## begin Available data

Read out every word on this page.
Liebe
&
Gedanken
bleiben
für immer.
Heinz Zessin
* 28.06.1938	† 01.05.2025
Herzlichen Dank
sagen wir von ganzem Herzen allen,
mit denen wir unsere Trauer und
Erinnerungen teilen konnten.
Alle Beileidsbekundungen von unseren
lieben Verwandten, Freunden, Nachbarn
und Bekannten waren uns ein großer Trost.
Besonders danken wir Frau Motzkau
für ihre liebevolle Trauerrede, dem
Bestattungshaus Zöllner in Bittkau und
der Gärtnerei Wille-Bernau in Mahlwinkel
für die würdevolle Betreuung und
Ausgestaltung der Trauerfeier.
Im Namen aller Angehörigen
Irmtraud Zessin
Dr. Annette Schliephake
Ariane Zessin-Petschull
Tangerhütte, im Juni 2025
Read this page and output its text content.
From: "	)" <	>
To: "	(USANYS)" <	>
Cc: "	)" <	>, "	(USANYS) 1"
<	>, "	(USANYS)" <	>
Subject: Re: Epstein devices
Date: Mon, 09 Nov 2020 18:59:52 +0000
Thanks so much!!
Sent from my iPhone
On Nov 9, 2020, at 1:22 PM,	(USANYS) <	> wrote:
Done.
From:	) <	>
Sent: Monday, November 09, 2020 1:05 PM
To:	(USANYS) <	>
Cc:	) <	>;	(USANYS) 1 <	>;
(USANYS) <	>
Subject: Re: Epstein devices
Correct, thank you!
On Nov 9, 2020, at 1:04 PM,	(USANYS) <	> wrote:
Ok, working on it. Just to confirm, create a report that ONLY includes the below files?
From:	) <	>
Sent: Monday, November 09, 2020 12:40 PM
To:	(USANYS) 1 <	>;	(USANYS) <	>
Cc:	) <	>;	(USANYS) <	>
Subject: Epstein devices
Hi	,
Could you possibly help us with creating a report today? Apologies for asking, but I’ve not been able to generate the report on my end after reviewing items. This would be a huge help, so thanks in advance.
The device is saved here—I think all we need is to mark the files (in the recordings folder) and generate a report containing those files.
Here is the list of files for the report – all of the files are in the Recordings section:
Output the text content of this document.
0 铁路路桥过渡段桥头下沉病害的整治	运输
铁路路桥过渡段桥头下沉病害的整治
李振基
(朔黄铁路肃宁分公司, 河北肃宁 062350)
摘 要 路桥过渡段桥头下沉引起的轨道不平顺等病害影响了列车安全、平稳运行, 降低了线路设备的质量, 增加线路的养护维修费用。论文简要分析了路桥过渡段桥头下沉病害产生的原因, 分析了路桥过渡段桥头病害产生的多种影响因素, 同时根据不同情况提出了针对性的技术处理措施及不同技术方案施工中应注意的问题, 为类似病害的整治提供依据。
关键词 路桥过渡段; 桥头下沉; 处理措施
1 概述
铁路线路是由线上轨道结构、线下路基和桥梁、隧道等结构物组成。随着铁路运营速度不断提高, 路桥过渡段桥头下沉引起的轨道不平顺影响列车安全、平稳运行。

## end Available data

• **Goal**: From the entries above, return each line with the word "November" in it.

• **Solution to this task**:
Sent: Monday, November 09, 2020 1:05 PM
Sent: Monday, November 09, 2020 12:40 PM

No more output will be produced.